Reproduce the complete listing without any deviation.

--- Start of RECORD SET ---

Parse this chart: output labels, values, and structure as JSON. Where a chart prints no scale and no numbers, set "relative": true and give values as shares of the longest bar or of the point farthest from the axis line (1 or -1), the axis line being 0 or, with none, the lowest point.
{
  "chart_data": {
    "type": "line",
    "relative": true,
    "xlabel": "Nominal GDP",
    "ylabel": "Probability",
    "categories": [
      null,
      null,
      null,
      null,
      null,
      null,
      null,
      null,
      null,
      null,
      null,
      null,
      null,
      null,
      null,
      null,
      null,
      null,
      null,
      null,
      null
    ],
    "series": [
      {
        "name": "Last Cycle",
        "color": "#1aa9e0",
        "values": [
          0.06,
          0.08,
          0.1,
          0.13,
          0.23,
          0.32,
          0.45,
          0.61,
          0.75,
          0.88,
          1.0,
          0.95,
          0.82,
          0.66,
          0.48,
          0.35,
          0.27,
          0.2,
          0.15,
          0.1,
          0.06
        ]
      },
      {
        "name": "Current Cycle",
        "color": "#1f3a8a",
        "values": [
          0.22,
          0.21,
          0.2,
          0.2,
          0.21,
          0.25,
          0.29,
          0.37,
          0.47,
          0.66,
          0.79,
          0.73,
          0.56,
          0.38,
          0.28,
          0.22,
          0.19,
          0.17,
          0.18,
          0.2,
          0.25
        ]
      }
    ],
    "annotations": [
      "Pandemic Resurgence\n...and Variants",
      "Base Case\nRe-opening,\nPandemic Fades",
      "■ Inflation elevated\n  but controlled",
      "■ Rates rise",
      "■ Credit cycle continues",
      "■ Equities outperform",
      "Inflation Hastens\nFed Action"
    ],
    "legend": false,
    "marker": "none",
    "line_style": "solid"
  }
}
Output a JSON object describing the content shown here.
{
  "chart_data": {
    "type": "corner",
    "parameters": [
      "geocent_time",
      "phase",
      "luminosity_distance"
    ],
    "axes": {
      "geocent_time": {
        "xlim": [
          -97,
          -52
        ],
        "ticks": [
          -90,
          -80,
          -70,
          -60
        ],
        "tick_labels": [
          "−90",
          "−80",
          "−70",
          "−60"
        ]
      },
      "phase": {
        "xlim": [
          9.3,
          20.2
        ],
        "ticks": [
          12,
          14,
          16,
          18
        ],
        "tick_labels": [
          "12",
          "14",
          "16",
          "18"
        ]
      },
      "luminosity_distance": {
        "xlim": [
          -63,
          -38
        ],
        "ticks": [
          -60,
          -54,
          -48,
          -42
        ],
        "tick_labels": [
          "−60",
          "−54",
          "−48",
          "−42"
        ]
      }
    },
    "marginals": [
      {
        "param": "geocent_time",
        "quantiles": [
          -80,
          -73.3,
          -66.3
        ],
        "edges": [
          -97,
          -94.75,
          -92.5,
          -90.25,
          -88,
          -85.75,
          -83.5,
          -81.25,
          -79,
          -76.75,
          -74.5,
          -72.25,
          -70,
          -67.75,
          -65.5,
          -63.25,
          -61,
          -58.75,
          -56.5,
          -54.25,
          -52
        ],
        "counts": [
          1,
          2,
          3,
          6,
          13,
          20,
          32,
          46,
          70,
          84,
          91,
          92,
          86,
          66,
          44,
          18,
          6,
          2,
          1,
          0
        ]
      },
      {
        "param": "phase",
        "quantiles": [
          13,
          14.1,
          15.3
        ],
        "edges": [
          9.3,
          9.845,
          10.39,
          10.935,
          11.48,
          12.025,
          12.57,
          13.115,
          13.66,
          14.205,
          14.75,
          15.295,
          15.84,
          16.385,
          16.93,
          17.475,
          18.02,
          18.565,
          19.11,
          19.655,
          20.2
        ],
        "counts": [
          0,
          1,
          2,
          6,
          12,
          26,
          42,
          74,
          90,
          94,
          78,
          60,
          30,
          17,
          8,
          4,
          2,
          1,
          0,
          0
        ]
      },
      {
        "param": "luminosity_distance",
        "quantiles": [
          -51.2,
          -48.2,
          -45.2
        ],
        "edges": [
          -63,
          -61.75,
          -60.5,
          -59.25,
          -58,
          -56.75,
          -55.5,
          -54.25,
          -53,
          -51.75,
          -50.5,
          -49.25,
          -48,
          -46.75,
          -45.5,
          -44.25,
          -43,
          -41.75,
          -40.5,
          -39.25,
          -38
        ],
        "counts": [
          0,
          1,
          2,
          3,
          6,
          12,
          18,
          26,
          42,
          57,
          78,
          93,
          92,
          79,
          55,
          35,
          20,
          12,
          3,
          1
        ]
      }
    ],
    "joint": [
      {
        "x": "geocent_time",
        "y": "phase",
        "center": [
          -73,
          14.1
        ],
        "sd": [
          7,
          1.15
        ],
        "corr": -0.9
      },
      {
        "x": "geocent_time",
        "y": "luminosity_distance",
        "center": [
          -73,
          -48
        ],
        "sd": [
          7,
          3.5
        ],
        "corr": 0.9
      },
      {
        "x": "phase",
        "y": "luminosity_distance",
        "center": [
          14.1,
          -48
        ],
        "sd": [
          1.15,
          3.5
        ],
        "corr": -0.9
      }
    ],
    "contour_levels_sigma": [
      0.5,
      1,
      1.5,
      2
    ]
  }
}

--- End of RECORD SET ---

ANSWER TO THIS PROBLEM:
Parse this chart: output labels, values, and structure as JSON. Where a chart prints no scale and no numbers, set "relative": true and give values as shares of the longest bar or of the point farthest from the axis line (1 or -1), the axis line being 0 or, with none, the lowest point.
{
  "chart_data": {
    "type": "line",
    "relative": true,
    "xlabel": "Nominal GDP",
    "ylabel": "Probability",
    "categories": [
      null,
      null,
      null,
      null,
      null,
      null,
      null,
      null,
      null,
      null,
      null,
      null,
      null,
      null,
      null,
      null,
      null,
      null,
      null,
      null,
      null
    ],
    "series": [
      {
        "name": "Last Cycle",
        "color": "#1aa9e0",
        "values": [
          0.06,
          0.08,
          0.1,
          0.13,
          0.23,
          0.32,
          0.45,
          0.61,
          0.75,
          0.88,
          1.0,
          0.95,
          0.82,
          0.66,
          0.48,
          0.35,
          0.27,
          0.2,
          0.15,
          0.1,
          0.06
        ]
      },
      {
        "name": "Current Cycle",
        "color": "#1f3a8a",
        "values": [
          0.22,
          0.21,
          0.2,
          0.2,
          0.21,
          0.25,
          0.29,
          0.37,
          0.47,
          0.66,
          0.79,
          0.73,
          0.56,
          0.38,
          0.28,
          0.22,
          0.19,
          0.17,
          0.18,
          0.2,
          0.25
        ]
      }
    ],
    "annotations": [
      "Pandemic Resurgence\n...and Variants",
      "Base Case\nRe-opening,\nPandemic Fades",
      "■ Inflation elevated\n  but controlled",
      "■ Rates rise",
      "■ Credit cycle continues",
      "■ Equities outperform",
      "Inflation Hastens\nFed Action"
    ],
    "legend": false,
    "marker": "none",
    "line_style": "solid"
  }
}
Output a JSON object describing the content shown here.
{
  "chart_data": {
    "type": "corner",
    "parameters": [
      "geocent_time",
      "phase",
      "luminosity_distance"
    ],
    "axes": {
      "geocent_time": {
        "xlim": [
          -97,
          -52
        ],
        "ticks": [
          -90,
          -80,
          -70,
          -60
        ],
        "tick_labels": [
          "−90",
          "−80",
          "−70",
          "−60"
        ]
      },
      "phase": {
        "xlim": [
          9.3,
          20.2
        ],
        "ticks": [
          12,
          14,
          16,
          18
        ],
        "tick_labels": [
          "12",
          "14",
          "16",
          "18"
        ]
      },
      "luminosity_distance": {
        "xlim": [
          -63,
          -38
        ],
        "ticks": [
          -60,
          -54,
          -48,
          -42
        ],
        "tick_labels": [
          "−60",
          "−54",
          "−48",
          "−42"
        ]
      }
    },
    "marginals": [
      {
        "param": "geocent_time",
        "quantiles": [
          -80,
          -73.3,
          -66.3
        ],
        "edges": [
          -97,
          -94.75,
          -92.5,
          -90.25,
          -88,
          -85.75,
          -83.5,
          -81.25,
          -79,
          -76.75,
          -74.5,
          -72.25,
          -70,
          -67.75,
          -65.5,
          -63.25,
          -61,
          -58.75,
          -56.5,
          -54.25,
          -52
        ],
        "counts": [
          1,
          2,
          3,
          6,
          13,
          20,
          32,
          46,
          70,
          84,
          91,
          92,
          86,
          66,
          44,
          18,
          6,
          2,
          1,
          0
        ]
      },
      {
        "param": "phase",
        "quantiles": [
          13,
          14.1,
          15.3
        ],
        "edges": [
          9.3,
          9.845,
          10.39,
          10.935,
          11.48,
          12.025,
          12.57,
          13.115,
          13.66,
          14.205,
          14.75,
          15.295,
          15.84,
          16.385,
          16.93,
          17.475,
          18.02,
          18.565,
          19.11,
          19.655,
          20.2
        ],
        "counts": [
          0,
          1,
          2,
          6,
          12,
          26,
          42,
          74,
          90,
          94,
          78,
          60,
          30,
          17,
          8,
          4,
          2,
          1,
          0,
          0
        ]
      },
      {
        "param": "luminosity_distance",
        "quantiles": [
          -51.2,
          -48.2,
          -45.2
        ],
        "edges": [
          -63,
          -61.75,
          -60.5,
          -59.25,
          -58,
          -56.75,
          -55.5,
          -54.25,
          -53,
          -51.75,
          -50.5,
          -49.25,
          -48,
          -46.75,
          -45.5,
          -44.25,
          -43,
          -41.75,
          -40.5,
          -39.25,
          -38
        ],
        "counts": [
          0,
          1,
          2,
          3,
          6,
          12,
          18,
          26,
          42,
          57,
          78,
          93,
          92,
          79,
          55,
          35,
          20,
          12,
          3,
          1
        ]
      }
    ],
    "joint": [
      {
        "x": "geocent_time",
        "y": "phase",
        "center": [
          -73,
          14.1
        ],
        "sd": [
          7,
          1.15
        ],
        "corr": -0.9
      },
      {
        "x": "geocent_time",
        "y": "luminosity_distance",
        "center": [
          -73,
          -48
        ],
        "sd": [
          7,
          3.5
        ],
        "corr": 0.9
      },
      {
        "x": "phase",
        "y": "luminosity_distance",
        "center": [
          14.1,
          -48
        ],
        "sd": [
          1.15,
          3.5
        ],
        "corr": -0.9
      }
    ],
    "contour_levels_sigma": [
      0.5,
      1,
      1.5,
      2
    ]
  }
}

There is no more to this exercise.